» GIVEN RECORDS:
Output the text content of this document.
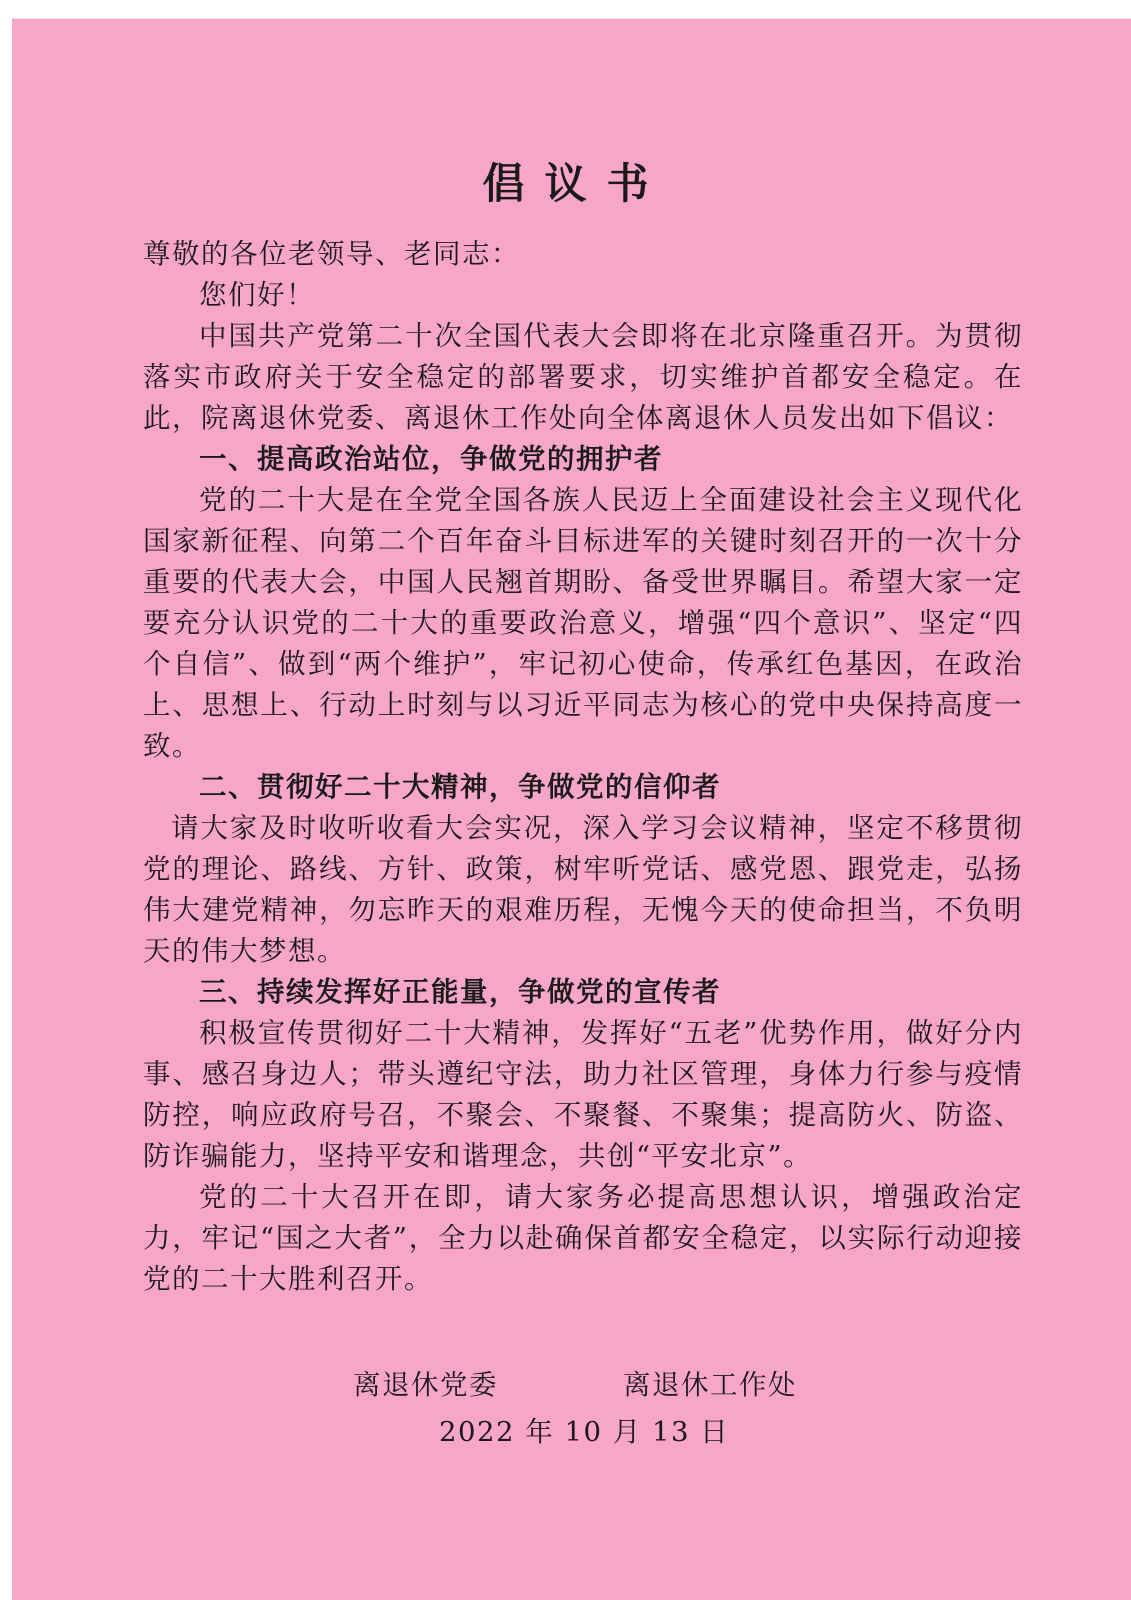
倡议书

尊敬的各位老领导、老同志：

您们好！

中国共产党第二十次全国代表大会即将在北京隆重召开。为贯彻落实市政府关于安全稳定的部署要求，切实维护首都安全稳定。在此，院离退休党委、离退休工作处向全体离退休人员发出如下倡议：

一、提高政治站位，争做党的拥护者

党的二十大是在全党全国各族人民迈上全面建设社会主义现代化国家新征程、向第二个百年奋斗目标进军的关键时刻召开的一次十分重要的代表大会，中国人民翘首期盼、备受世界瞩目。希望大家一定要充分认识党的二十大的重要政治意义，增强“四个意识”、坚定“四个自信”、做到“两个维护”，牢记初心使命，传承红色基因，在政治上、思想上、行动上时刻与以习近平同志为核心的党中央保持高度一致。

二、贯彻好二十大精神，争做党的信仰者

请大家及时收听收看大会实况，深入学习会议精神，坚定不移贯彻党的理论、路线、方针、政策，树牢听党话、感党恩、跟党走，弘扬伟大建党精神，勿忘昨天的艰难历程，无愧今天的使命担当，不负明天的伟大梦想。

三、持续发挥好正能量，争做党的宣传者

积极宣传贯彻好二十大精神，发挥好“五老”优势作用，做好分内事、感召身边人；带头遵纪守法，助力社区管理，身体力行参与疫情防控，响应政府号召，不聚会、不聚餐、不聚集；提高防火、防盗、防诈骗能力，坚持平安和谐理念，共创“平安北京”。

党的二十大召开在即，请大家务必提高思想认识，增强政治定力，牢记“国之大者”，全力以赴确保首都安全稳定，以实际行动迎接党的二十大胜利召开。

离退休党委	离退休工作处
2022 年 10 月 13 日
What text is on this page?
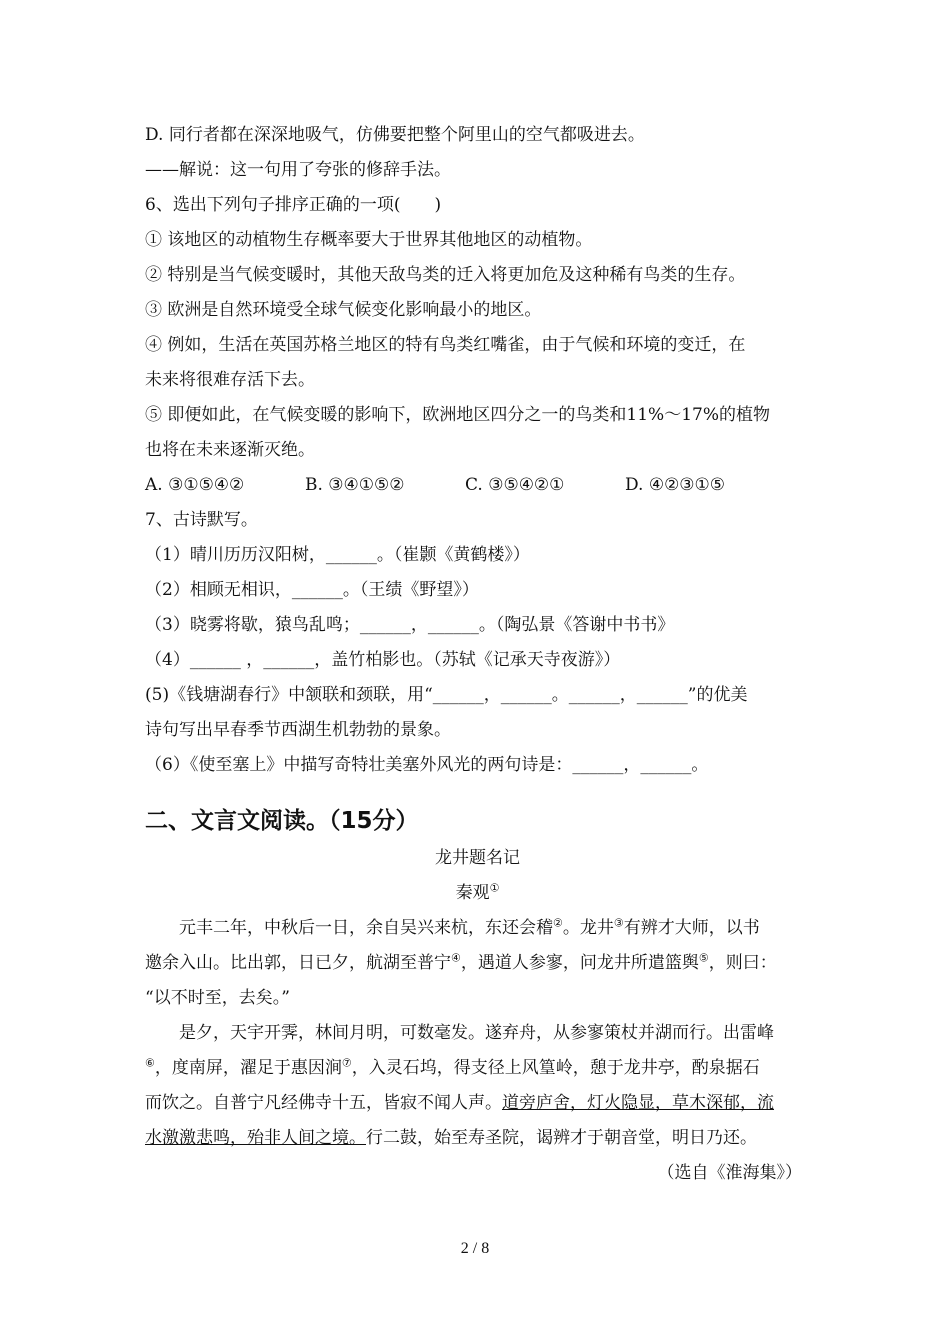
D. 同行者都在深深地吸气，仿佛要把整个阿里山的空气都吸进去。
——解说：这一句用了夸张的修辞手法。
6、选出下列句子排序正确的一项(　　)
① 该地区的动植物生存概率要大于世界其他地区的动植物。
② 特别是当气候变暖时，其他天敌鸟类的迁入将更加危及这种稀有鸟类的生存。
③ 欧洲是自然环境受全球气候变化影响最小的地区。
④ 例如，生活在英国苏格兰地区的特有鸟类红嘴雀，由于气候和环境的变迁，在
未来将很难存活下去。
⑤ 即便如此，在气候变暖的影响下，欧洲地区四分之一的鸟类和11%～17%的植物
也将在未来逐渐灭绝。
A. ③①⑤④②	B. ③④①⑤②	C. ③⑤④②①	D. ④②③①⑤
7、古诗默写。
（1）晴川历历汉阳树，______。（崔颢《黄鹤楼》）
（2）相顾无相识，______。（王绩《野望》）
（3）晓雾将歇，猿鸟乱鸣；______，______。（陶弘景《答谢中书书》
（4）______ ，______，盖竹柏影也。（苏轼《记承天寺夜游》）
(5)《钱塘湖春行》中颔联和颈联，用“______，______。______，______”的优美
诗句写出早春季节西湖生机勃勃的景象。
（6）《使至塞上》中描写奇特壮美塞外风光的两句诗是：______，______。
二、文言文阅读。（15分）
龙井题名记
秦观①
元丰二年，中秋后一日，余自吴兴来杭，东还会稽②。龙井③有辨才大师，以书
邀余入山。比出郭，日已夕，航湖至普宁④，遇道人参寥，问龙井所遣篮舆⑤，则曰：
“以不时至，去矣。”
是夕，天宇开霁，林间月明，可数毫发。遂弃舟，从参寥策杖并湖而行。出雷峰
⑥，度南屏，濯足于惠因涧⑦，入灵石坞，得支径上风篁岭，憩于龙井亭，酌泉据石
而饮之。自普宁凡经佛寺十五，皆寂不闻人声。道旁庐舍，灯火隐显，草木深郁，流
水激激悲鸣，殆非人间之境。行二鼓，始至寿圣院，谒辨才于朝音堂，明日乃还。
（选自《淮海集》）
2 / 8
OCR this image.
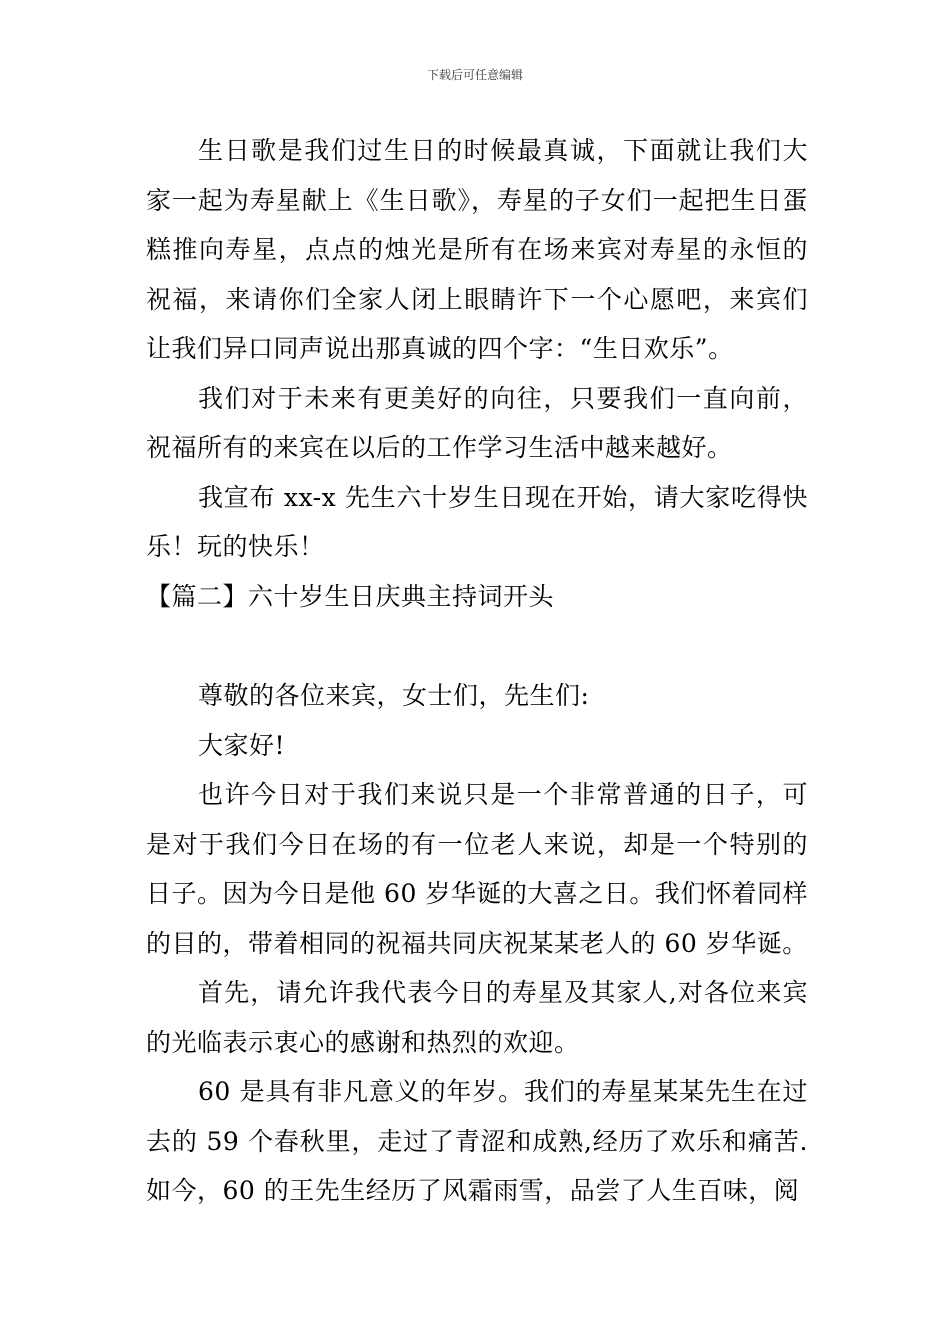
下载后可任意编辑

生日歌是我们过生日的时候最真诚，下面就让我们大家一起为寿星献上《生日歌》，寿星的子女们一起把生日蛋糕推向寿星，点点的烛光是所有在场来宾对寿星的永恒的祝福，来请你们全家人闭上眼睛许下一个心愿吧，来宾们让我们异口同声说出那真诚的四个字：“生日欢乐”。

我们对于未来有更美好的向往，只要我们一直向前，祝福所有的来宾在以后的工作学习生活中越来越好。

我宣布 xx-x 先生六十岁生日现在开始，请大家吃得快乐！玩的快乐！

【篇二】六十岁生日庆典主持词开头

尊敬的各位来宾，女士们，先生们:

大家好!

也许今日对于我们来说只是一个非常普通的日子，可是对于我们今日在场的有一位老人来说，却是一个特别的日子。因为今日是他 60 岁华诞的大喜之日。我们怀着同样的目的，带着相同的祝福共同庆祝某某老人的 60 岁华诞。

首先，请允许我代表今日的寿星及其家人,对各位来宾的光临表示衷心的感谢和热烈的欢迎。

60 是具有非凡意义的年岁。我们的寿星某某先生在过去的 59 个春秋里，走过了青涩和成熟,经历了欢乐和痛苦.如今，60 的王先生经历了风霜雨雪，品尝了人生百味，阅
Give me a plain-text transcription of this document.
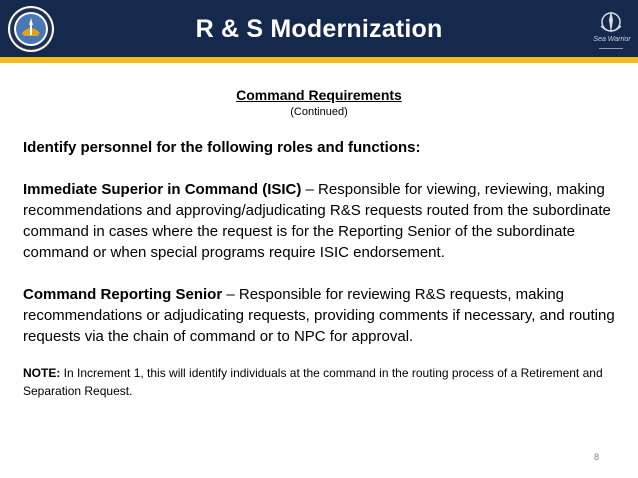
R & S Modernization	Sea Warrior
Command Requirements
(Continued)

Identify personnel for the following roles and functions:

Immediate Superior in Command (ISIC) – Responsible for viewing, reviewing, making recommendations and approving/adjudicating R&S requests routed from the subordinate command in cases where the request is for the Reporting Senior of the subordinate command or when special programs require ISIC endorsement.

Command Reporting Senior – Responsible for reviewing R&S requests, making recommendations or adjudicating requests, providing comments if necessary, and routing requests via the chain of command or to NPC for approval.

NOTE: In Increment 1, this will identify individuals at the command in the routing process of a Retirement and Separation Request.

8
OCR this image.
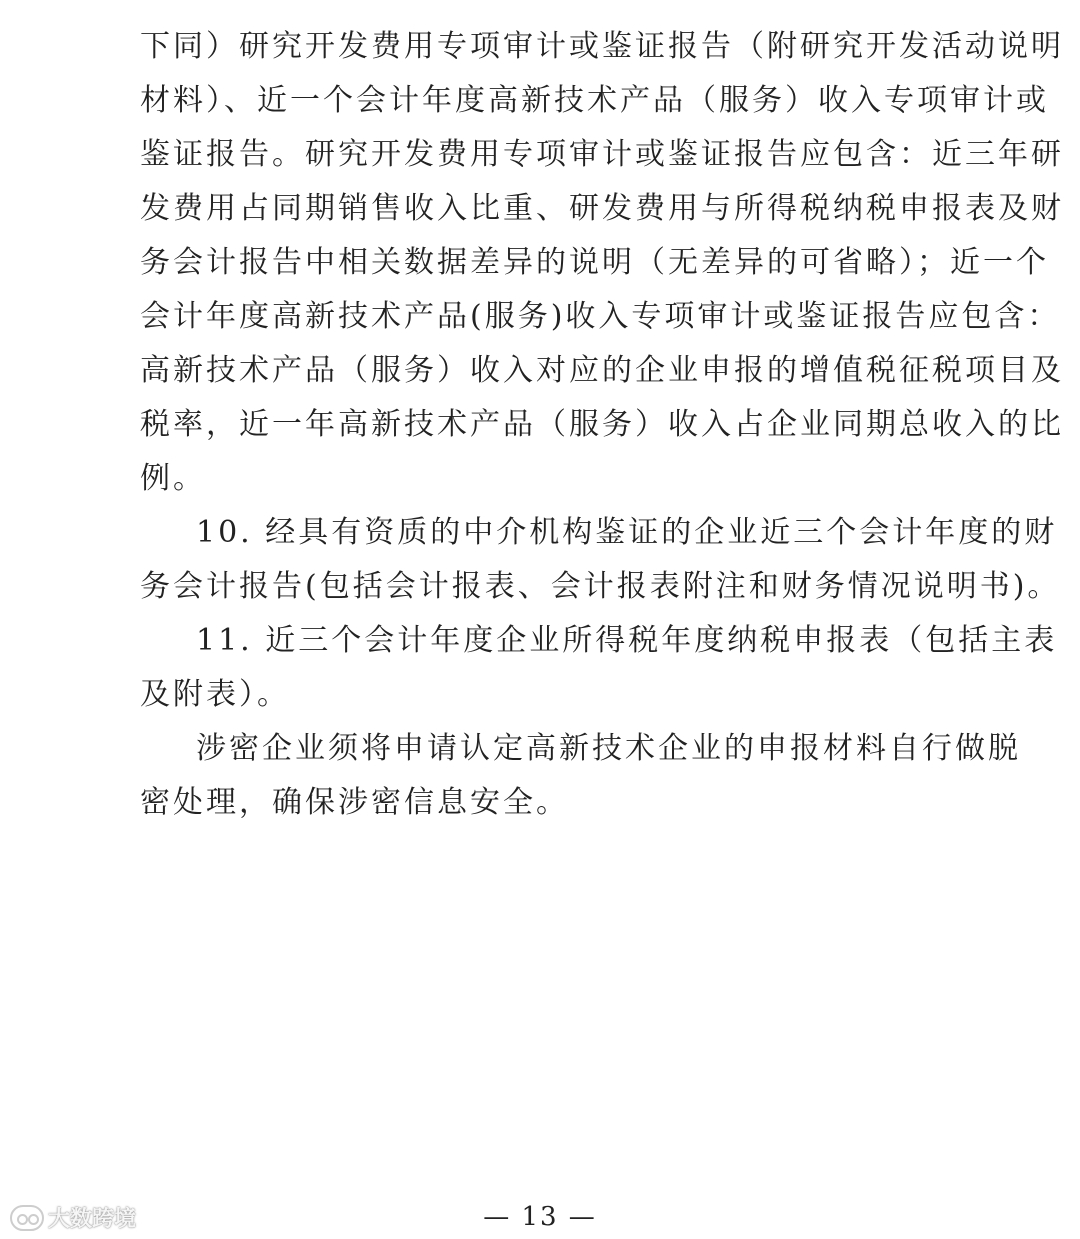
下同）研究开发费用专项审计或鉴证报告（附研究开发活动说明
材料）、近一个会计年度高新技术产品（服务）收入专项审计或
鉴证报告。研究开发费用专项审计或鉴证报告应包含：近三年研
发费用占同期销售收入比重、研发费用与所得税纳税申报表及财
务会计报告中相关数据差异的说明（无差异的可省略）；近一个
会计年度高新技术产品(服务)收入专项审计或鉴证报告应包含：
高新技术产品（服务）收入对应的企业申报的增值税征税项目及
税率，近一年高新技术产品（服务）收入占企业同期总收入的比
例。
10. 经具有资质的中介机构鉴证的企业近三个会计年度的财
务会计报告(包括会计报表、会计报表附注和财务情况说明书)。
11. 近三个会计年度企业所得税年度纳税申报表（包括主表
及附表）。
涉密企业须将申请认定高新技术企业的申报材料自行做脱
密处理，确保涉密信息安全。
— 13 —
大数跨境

» TASK INSTRUCTIONS: Keep the pictures out and write out the records exactly.

» WRITTEN REPLY:
Output the text content of this document.
倡议书

尊敬的各位老领导、老同志：

您们好！

中国共产党第二十次全国代表大会即将在北京隆重召开。为贯彻落实市政府关于安全稳定的部署要求，切实维护首都安全稳定。在此，院离退休党委、离退休工作处向全体离退休人员发出如下倡议：

一、提高政治站位，争做党的拥护者

党的二十大是在全党全国各族人民迈上全面建设社会主义现代化国家新征程、向第二个百年奋斗目标进军的关键时刻召开的一次十分重要的代表大会，中国人民翘首期盼、备受世界瞩目。希望大家一定要充分认识党的二十大的重要政治意义，增强“四个意识”、坚定“四个自信”、做到“两个维护”，牢记初心使命，传承红色基因，在政治上、思想上、行动上时刻与以习近平同志为核心的党中央保持高度一致。

二、贯彻好二十大精神，争做党的信仰者

请大家及时收听收看大会实况，深入学习会议精神，坚定不移贯彻党的理论、路线、方针、政策，树牢听党话、感党恩、跟党走，弘扬伟大建党精神，勿忘昨天的艰难历程，无愧今天的使命担当，不负明天的伟大梦想。

三、持续发挥好正能量，争做党的宣传者

积极宣传贯彻好二十大精神，发挥好“五老”优势作用，做好分内事、感召身边人；带头遵纪守法，助力社区管理，身体力行参与疫情防控，响应政府号召，不聚会、不聚餐、不聚集；提高防火、防盗、防诈骗能力，坚持平安和谐理念，共创“平安北京”。

党的二十大召开在即，请大家务必提高思想认识，增强政治定力，牢记“国之大者”，全力以赴确保首都安全稳定，以实际行动迎接党的二十大胜利召开。

离退休党委	离退休工作处
2022 年 10 月 13 日
What text is on this page?
D. 同行者都在深深地吸气，仿佛要把整个阿里山的空气都吸进去。
——解说：这一句用了夸张的修辞手法。
6、选出下列句子排序正确的一项(　　)
① 该地区的动植物生存概率要大于世界其他地区的动植物。
② 特别是当气候变暖时，其他天敌鸟类的迁入将更加危及这种稀有鸟类的生存。
③ 欧洲是自然环境受全球气候变化影响最小的地区。
④ 例如，生活在英国苏格兰地区的特有鸟类红嘴雀，由于气候和环境的变迁，在
未来将很难存活下去。
⑤ 即便如此，在气候变暖的影响下，欧洲地区四分之一的鸟类和11%～17%的植物
也将在未来逐渐灭绝。
A. ③①⑤④②	B. ③④①⑤②	C. ③⑤④②①	D. ④②③①⑤
7、古诗默写。
（1）晴川历历汉阳树，______。（崔颢《黄鹤楼》）
（2）相顾无相识，______。（王绩《野望》）
（3）晓雾将歇，猿鸟乱鸣；______，______。（陶弘景《答谢中书书》
（4）______ ，______，盖竹柏影也。（苏轼《记承天寺夜游》）
(5)《钱塘湖春行》中颔联和颈联，用“______，______。______，______”的优美
诗句写出早春季节西湖生机勃勃的景象。
（6）《使至塞上》中描写奇特壮美塞外风光的两句诗是：______，______。
二、文言文阅读。（15分）
龙井题名记
秦观①
元丰二年，中秋后一日，余自吴兴来杭，东还会稽②。龙井③有辨才大师，以书
邀余入山。比出郭，日已夕，航湖至普宁④，遇道人参寥，问龙井所遣篮舆⑤，则曰：
“以不时至，去矣。”
是夕，天宇开霁，林间月明，可数毫发。遂弃舟，从参寥策杖并湖而行。出雷峰
⑥，度南屏，濯足于惠因涧⑦，入灵石坞，得支径上风篁岭，憩于龙井亭，酌泉据石
而饮之。自普宁凡经佛寺十五，皆寂不闻人声。道旁庐舍，灯火隐显，草木深郁，流
水激激悲鸣，殆非人间之境。行二鼓，始至寿圣院，谒辨才于朝音堂，明日乃还。
（选自《淮海集》）
2 / 8
OCR this image.
下载后可任意编辑

生日歌是我们过生日的时候最真诚，下面就让我们大家一起为寿星献上《生日歌》，寿星的子女们一起把生日蛋糕推向寿星，点点的烛光是所有在场来宾对寿星的永恒的祝福，来请你们全家人闭上眼睛许下一个心愿吧，来宾们让我们异口同声说出那真诚的四个字：“生日欢乐”。

我们对于未来有更美好的向往，只要我们一直向前，祝福所有的来宾在以后的工作学习生活中越来越好。

我宣布 xx-x 先生六十岁生日现在开始，请大家吃得快乐！玩的快乐！

【篇二】六十岁生日庆典主持词开头

尊敬的各位来宾，女士们，先生们:

大家好!

也许今日对于我们来说只是一个非常普通的日子，可是对于我们今日在场的有一位老人来说，却是一个特别的日子。因为今日是他 60 岁华诞的大喜之日。我们怀着同样的目的，带着相同的祝福共同庆祝某某老人的 60 岁华诞。

首先，请允许我代表今日的寿星及其家人,对各位来宾的光临表示衷心的感谢和热烈的欢迎。

60 是具有非凡意义的年岁。我们的寿星某某先生在过去的 59 个春秋里，走过了青涩和成熟,经历了欢乐和痛苦.如今，60 的王先生经历了风霜雨雪，品尝了人生百味，阅
Give me a plain-text transcription of this document.
R & S Modernization	Sea Warrior
Command Requirements
(Continued)

Identify personnel for the following roles and functions:

Immediate Superior in Command (ISIC) – Responsible for viewing, reviewing, making recommendations and approving/adjudicating R&S requests routed from the subordinate command in cases where the request is for the Reporting Senior of the subordinate command or when special programs require ISIC endorsement.

Command Reporting Senior – Responsible for reviewing R&S requests, making recommendations or adjudicating requests, providing comments if necessary, and routing requests via the chain of command or to NPC for approval.

NOTE: In Increment 1, this will identify individuals at the command in the routing process of a Retirement and Separation Request.

8
OCR this image.
下同）研究开发费用专项审计或鉴证报告（附研究开发活动说明
材料）、近一个会计年度高新技术产品（服务）收入专项审计或
鉴证报告。研究开发费用专项审计或鉴证报告应包含：近三年研
发费用占同期销售收入比重、研发费用与所得税纳税申报表及财
务会计报告中相关数据差异的说明（无差异的可省略）；近一个
会计年度高新技术产品(服务)收入专项审计或鉴证报告应包含：
高新技术产品（服务）收入对应的企业申报的增值税征税项目及
税率，近一年高新技术产品（服务）收入占企业同期总收入的比
例。
10. 经具有资质的中介机构鉴证的企业近三个会计年度的财
务会计报告(包括会计报表、会计报表附注和财务情况说明书)。
11. 近三个会计年度企业所得税年度纳税申报表（包括主表
及附表）。
涉密企业须将申请认定高新技术企业的申报材料自行做脱
密处理，确保涉密信息安全。
— 13 —
大数跨境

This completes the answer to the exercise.